● **Data section**
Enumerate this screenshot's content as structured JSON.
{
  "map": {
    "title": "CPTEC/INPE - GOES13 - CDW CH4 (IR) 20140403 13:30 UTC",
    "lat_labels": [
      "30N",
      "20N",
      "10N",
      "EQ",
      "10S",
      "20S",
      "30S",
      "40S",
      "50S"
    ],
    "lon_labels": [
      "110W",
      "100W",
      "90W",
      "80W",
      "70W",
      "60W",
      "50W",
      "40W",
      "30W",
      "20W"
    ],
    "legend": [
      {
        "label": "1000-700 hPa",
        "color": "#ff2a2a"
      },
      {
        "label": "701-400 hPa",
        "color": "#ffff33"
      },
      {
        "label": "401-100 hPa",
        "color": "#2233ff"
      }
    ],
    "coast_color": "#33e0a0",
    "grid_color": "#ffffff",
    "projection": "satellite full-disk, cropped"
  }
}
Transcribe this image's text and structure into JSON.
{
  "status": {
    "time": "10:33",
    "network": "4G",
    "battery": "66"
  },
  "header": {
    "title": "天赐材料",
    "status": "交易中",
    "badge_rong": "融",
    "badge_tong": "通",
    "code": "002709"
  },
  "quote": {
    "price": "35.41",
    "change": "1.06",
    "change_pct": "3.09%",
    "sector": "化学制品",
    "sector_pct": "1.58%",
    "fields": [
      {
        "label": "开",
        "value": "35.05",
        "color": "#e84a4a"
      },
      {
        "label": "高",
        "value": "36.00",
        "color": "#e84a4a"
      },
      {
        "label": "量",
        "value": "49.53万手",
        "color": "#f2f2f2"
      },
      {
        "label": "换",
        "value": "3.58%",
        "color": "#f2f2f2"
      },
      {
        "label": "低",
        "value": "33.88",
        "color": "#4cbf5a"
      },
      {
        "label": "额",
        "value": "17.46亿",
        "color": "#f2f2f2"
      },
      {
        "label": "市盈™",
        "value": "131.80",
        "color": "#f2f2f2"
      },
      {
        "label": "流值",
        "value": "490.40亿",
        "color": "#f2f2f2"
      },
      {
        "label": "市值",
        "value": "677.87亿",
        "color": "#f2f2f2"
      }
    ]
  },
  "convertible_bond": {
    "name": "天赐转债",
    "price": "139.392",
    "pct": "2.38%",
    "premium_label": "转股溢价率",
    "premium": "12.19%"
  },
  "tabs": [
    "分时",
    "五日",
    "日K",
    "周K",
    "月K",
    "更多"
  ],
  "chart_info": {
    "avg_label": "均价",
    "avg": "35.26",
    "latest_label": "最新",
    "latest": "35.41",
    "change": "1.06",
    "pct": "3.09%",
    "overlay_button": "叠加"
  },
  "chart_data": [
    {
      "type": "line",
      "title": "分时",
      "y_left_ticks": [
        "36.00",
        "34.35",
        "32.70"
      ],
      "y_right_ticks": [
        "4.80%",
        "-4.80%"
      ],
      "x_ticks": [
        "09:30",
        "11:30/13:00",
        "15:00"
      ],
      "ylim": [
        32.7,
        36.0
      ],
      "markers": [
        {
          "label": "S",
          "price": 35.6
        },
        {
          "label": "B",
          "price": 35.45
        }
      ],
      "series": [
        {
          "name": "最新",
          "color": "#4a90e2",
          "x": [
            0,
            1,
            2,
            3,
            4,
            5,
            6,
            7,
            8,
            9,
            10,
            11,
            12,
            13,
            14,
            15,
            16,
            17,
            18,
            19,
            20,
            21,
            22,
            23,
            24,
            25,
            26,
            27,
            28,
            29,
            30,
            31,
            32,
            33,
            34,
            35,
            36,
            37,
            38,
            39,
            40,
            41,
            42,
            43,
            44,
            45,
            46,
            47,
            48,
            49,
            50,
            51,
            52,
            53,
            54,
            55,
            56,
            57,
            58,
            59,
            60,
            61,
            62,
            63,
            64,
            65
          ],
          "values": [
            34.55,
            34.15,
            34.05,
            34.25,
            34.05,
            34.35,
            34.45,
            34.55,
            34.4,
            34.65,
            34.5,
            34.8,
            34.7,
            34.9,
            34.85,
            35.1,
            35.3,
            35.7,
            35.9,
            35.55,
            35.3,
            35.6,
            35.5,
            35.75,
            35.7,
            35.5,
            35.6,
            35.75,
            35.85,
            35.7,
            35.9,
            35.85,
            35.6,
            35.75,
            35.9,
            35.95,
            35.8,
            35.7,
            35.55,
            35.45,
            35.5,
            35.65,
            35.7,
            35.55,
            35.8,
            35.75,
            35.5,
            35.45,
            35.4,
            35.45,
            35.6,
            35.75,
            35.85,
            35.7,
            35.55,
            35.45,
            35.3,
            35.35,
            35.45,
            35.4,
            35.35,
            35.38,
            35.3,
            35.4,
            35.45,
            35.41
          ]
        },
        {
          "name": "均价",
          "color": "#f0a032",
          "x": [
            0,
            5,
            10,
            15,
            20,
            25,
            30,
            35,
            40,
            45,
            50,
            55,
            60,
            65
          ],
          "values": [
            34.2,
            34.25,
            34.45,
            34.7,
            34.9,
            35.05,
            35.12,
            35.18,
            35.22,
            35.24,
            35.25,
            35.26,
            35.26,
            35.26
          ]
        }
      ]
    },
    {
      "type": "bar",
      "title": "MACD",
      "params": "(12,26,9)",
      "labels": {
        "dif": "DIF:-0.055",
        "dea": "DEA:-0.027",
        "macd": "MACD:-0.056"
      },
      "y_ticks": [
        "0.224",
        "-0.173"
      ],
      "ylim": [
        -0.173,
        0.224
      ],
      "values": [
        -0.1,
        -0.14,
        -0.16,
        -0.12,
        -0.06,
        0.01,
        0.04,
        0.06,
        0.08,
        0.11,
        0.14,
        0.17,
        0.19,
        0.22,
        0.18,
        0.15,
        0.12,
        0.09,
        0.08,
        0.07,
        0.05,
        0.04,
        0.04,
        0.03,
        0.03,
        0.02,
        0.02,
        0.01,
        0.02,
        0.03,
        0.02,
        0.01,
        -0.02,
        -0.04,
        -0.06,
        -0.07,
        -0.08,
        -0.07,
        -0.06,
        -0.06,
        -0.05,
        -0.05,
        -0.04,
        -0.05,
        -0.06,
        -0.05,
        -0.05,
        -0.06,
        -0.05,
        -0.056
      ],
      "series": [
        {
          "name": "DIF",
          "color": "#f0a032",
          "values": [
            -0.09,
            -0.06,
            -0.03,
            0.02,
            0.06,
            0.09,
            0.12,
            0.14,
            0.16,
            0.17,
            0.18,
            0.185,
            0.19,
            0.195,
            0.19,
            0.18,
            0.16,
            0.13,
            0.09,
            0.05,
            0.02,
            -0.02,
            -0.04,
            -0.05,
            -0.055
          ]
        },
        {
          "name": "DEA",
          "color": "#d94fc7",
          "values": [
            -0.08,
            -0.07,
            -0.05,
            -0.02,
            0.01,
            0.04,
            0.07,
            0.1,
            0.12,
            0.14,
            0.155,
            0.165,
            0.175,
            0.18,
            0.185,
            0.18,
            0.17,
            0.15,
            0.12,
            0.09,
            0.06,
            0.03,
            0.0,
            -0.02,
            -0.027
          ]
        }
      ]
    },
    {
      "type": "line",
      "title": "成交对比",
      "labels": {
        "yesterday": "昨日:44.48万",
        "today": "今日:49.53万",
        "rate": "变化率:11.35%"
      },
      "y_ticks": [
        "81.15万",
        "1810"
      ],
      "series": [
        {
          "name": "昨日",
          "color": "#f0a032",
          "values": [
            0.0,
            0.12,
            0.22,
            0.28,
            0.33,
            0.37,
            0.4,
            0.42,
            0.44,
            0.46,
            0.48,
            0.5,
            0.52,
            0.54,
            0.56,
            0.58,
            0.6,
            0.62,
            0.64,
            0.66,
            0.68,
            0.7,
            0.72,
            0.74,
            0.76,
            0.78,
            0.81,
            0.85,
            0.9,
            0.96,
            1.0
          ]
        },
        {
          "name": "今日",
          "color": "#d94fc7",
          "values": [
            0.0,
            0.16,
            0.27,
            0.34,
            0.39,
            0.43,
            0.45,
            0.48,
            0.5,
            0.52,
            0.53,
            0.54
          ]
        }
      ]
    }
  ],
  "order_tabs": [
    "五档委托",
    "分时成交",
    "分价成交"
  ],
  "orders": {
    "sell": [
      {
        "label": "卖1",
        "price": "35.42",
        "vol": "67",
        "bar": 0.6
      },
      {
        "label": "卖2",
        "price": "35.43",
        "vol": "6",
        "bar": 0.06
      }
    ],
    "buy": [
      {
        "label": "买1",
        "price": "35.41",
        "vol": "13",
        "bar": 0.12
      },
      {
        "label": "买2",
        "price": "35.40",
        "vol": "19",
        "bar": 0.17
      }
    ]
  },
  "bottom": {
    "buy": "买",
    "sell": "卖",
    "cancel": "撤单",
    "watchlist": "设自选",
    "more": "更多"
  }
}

● **Task prompt**
Work out how many lines in the records above contain the word "name", and reply with that number alone.

● **Full answer**
7